### Work to complete
Retype the listing that follows, word for word.

### Data
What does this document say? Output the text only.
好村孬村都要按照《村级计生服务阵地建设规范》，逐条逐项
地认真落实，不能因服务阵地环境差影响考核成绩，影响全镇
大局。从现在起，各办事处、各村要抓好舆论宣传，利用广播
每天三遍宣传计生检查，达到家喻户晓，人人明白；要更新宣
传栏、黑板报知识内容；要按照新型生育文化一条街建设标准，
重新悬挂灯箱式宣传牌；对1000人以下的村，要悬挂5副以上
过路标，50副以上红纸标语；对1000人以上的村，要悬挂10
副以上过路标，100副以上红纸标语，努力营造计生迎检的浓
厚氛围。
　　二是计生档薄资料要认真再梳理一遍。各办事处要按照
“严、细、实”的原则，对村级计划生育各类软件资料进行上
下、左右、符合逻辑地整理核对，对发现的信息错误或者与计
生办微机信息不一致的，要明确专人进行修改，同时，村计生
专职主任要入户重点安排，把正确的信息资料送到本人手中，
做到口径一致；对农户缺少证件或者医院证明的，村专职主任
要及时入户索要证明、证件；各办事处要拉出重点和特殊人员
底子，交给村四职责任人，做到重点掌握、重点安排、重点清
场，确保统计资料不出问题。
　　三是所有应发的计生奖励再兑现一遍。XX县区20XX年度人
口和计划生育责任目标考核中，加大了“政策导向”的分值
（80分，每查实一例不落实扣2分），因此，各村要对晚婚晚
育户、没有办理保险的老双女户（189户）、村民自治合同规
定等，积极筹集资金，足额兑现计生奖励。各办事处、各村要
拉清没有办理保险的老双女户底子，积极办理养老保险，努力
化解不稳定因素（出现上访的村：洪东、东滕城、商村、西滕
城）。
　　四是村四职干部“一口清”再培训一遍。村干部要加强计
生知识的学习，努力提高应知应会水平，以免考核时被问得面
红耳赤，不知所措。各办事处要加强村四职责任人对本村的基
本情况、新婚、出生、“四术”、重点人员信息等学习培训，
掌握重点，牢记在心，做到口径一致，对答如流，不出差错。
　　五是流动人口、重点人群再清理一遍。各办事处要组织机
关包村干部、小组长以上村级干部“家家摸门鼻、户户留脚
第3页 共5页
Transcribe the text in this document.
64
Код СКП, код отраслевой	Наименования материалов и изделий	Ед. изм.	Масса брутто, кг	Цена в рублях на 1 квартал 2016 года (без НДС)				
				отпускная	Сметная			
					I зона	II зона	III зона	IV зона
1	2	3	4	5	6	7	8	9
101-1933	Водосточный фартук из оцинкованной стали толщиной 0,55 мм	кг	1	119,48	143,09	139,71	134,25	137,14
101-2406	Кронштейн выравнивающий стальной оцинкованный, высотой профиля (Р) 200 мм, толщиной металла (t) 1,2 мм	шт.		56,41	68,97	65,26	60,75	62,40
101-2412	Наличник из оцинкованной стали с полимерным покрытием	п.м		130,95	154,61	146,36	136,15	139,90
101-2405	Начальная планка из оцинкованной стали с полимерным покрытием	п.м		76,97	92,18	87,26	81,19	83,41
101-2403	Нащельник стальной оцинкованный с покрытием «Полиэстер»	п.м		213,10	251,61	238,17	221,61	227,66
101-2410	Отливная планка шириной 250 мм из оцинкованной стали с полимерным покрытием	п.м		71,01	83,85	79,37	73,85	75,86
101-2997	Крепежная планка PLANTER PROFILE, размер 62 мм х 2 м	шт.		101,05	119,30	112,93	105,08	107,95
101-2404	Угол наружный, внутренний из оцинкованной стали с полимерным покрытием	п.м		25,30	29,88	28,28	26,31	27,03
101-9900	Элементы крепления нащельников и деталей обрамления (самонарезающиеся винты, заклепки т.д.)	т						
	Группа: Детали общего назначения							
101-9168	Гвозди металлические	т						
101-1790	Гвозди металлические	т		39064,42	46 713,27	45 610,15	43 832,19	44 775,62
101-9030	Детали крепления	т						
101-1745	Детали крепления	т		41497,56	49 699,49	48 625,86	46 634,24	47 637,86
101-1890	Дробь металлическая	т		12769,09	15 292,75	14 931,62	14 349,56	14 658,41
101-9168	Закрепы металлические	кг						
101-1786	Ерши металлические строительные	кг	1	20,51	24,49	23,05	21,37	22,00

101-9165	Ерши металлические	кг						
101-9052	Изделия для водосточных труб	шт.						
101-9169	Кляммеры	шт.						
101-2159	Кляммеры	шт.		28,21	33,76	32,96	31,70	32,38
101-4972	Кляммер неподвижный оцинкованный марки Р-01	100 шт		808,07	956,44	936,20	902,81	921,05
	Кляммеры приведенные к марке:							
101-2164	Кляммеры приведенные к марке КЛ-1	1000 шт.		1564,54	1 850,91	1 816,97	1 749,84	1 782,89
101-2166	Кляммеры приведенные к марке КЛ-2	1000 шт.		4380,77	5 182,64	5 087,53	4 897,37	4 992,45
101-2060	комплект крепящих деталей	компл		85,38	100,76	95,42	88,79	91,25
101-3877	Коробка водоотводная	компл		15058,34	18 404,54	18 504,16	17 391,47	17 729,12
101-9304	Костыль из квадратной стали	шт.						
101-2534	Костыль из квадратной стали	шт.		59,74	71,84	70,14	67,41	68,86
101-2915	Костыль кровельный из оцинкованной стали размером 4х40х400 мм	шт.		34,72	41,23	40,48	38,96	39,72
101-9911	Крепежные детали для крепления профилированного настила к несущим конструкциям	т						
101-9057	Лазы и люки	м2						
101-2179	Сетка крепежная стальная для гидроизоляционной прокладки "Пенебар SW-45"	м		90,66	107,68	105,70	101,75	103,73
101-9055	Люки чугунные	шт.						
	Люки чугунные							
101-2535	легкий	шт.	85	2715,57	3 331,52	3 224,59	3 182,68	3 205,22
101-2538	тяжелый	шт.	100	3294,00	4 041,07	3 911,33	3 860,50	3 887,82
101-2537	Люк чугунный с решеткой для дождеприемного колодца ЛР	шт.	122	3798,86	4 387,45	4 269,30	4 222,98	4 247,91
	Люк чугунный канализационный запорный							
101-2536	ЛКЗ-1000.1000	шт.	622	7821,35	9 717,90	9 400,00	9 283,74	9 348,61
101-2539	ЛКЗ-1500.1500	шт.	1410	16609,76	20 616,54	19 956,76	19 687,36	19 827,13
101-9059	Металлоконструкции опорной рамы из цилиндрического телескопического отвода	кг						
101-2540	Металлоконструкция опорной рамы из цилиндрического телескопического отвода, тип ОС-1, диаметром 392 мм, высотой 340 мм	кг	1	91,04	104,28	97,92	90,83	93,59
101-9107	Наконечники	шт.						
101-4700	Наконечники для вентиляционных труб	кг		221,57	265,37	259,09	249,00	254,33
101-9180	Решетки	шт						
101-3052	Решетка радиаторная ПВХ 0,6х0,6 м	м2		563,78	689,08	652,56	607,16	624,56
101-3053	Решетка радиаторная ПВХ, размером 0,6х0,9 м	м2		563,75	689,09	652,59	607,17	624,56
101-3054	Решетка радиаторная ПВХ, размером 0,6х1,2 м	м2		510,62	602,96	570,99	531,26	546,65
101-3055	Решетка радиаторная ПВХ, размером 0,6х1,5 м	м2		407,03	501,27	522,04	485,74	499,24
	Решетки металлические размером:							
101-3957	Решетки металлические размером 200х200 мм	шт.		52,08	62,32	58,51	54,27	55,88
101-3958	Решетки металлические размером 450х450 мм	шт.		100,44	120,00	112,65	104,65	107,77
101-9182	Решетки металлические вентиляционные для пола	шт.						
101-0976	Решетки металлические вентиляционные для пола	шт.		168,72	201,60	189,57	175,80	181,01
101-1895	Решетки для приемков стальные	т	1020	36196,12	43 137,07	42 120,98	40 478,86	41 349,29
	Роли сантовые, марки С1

### Result of this exercise
What does this document say? Output the text only.
好村孬村都要按照《村级计生服务阵地建设规范》，逐条逐项
地认真落实，不能因服务阵地环境差影响考核成绩，影响全镇
大局。从现在起，各办事处、各村要抓好舆论宣传，利用广播
每天三遍宣传计生检查，达到家喻户晓，人人明白；要更新宣
传栏、黑板报知识内容；要按照新型生育文化一条街建设标准，
重新悬挂灯箱式宣传牌；对1000人以下的村，要悬挂5副以上
过路标，50副以上红纸标语；对1000人以上的村，要悬挂10
副以上过路标，100副以上红纸标语，努力营造计生迎检的浓
厚氛围。
　　二是计生档薄资料要认真再梳理一遍。各办事处要按照
“严、细、实”的原则，对村级计划生育各类软件资料进行上
下、左右、符合逻辑地整理核对，对发现的信息错误或者与计
生办微机信息不一致的，要明确专人进行修改，同时，村计生
专职主任要入户重点安排，把正确的信息资料送到本人手中，
做到口径一致；对农户缺少证件或者医院证明的，村专职主任
要及时入户索要证明、证件；各办事处要拉出重点和特殊人员
底子，交给村四职责任人，做到重点掌握、重点安排、重点清
场，确保统计资料不出问题。
　　三是所有应发的计生奖励再兑现一遍。XX县区20XX年度人
口和计划生育责任目标考核中，加大了“政策导向”的分值
（80分，每查实一例不落实扣2分），因此，各村要对晚婚晚
育户、没有办理保险的老双女户（189户）、村民自治合同规
定等，积极筹集资金，足额兑现计生奖励。各办事处、各村要
拉清没有办理保险的老双女户底子，积极办理养老保险，努力
化解不稳定因素（出现上访的村：洪东、东滕城、商村、西滕
城）。
　　四是村四职干部“一口清”再培训一遍。村干部要加强计
生知识的学习，努力提高应知应会水平，以免考核时被问得面
红耳赤，不知所措。各办事处要加强村四职责任人对本村的基
本情况、新婚、出生、“四术”、重点人员信息等学习培训，
掌握重点，牢记在心，做到口径一致，对答如流，不出差错。
　　五是流动人口、重点人群再清理一遍。各办事处要组织机
关包村干部、小组长以上村级干部“家家摸门鼻、户户留脚
第3页 共5页
Transcribe the text in this document.
64
Код СКП, код отраслевой	Наименования материалов и изделий	Ед. изм.	Масса брутто, кг	Цена в рублях на 1 квартал 2016 года (без НДС)				
				отпускная	Сметная			
					I зона	II зона	III зона	IV зона
1	2	3	4	5	6	7	8	9
101-1933	Водосточный фартук из оцинкованной стали толщиной 0,55 мм	кг	1	119,48	143,09	139,71	134,25	137,14
101-2406	Кронштейн выравнивающий стальной оцинкованный, высотой профиля (Р) 200 мм, толщиной металла (t) 1,2 мм	шт.		56,41	68,97	65,26	60,75	62,40
101-2412	Наличник из оцинкованной стали с полимерным покрытием	п.м		130,95	154,61	146,36	136,15	139,90
101-2405	Начальная планка из оцинкованной стали с полимерным покрытием	п.м		76,97	92,18	87,26	81,19	83,41
101-2403	Нащельник стальной оцинкованный с покрытием «Полиэстер»	п.м		213,10	251,61	238,17	221,61	227,66
101-2410	Отливная планка шириной 250 мм из оцинкованной стали с полимерным покрытием	п.м		71,01	83,85	79,37	73,85	75,86
101-2997	Крепежная планка PLANTER PROFILE, размер 62 мм х 2 м	шт.		101,05	119,30	112,93	105,08	107,95
101-2404	Угол наружный, внутренний из оцинкованной стали с полимерным покрытием	п.м		25,30	29,88	28,28	26,31	27,03
101-9900	Элементы крепления нащельников и деталей обрамления (самонарезающиеся винты, заклепки т.д.)	т						
	Группа: Детали общего назначения							
101-9168	Гвозди металлические	т						
101-1790	Гвозди металлические	т		39064,42	46 713,27	45 610,15	43 832,19	44 775,62
101-9030	Детали крепления	т						
101-1745	Детали крепления	т		41497,56	49 699,49	48 625,86	46 634,24	47 637,86
101-1890	Дробь металлическая	т		12769,09	15 292,75	14 931,62	14 349,56	14 658,41
101-9168	Закрепы металлические	кг						
101-1786	Ерши металлические строительные	кг	1	20,51	24,49	23,05	21,37	22,00

101-9165	Ерши металлические	кг						
101-9052	Изделия для водосточных труб	шт.						
101-9169	Кляммеры	шт.						
101-2159	Кляммеры	шт.		28,21	33,76	32,96	31,70	32,38
101-4972	Кляммер неподвижный оцинкованный марки Р-01	100 шт		808,07	956,44	936,20	902,81	921,05
	Кляммеры приведенные к марке:							
101-2164	Кляммеры приведенные к марке КЛ-1	1000 шт.		1564,54	1 850,91	1 816,97	1 749,84	1 782,89
101-2166	Кляммеры приведенные к марке КЛ-2	1000 шт.		4380,77	5 182,64	5 087,53	4 897,37	4 992,45
101-2060	комплект крепящих деталей	компл		85,38	100,76	95,42	88,79	91,25
101-3877	Коробка водоотводная	компл		15058,34	18 404,54	18 504,16	17 391,47	17 729,12
101-9304	Костыль из квадратной стали	шт.						
101-2534	Костыль из квадратной стали	шт.		59,74	71,84	70,14	67,41	68,86
101-2915	Костыль кровельный из оцинкованной стали размером 4х40х400 мм	шт.		34,72	41,23	40,48	38,96	39,72
101-9911	Крепежные детали для крепления профилированного настила к несущим конструкциям	т						
101-9057	Лазы и люки	м2						
101-2179	Сетка крепежная стальная для гидроизоляционной прокладки "Пенебар SW-45"	м		90,66	107,68	105,70	101,75	103,73
101-9055	Люки чугунные	шт.						
	Люки чугунные							
101-2535	легкий	шт.	85	2715,57	3 331,52	3 224,59	3 182,68	3 205,22
101-2538	тяжелый	шт.	100	3294,00	4 041,07	3 911,33	3 860,50	3 887,82
101-2537	Люк чугунный с решеткой для дождеприемного колодца ЛР	шт.	122	3798,86	4 387,45	4 269,30	4 222,98	4 247,91
	Люк чугунный канализационный запорный							
101-2536	ЛКЗ-1000.1000	шт.	622	7821,35	9 717,90	9 400,00	9 283,74	9 348,61
101-2539	ЛКЗ-1500.1500	шт.	1410	16609,76	20 616,54	19 956,76	19 687,36	19 827,13
101-9059	Металлоконструкции опорной рамы из цилиндрического телескопического отвода	кг						
101-2540	Металлоконструкция опорной рамы из цилиндрического телескопического отвода, тип ОС-1, диаметром 392 мм, высотой 340 мм	кг	1	91,04	104,28	97,92	90,83	93,59
101-9107	Наконечники	шт.						
101-4700	Наконечники для вентиляционных труб	кг		221,57	265,37	259,09	249,00	254,33
101-9180	Решетки	шт						
101-3052	Решетка радиаторная ПВХ 0,6х0,6 м	м2		563,78	689,08	652,56	607,16	624,56
101-3053	Решетка радиаторная ПВХ, размером 0,6х0,9 м	м2		563,75	689,09	652,59	607,17	624,56
101-3054	Решетка радиаторная ПВХ, размером 0,6х1,2 м	м2		510,62	602,96	570,99	531,26	546,65
101-3055	Решетка радиаторная ПВХ, размером 0,6х1,5 м	м2		407,03	501,27	522,04	485,74	499,24
	Решетки металлические размером:							
101-3957	Решетки металлические размером 200х200 мм	шт.		52,08	62,32	58,51	54,27	55,88
101-3958	Решетки металлические размером 450х450 мм	шт.		100,44	120,00	112,65	104,65	107,77
101-9182	Решетки металлические вентиляционные для пола	шт.						
101-0976	Решетки металлические вентиляционные для пола	шт.		168,72	201,60	189,57	175,80	181,01
101-1895	Решетки для приемков стальные	т	1020	36196,12	43 137,07	42 120,98	40 478,86	41 349,29
	Роли сантовые, марки С1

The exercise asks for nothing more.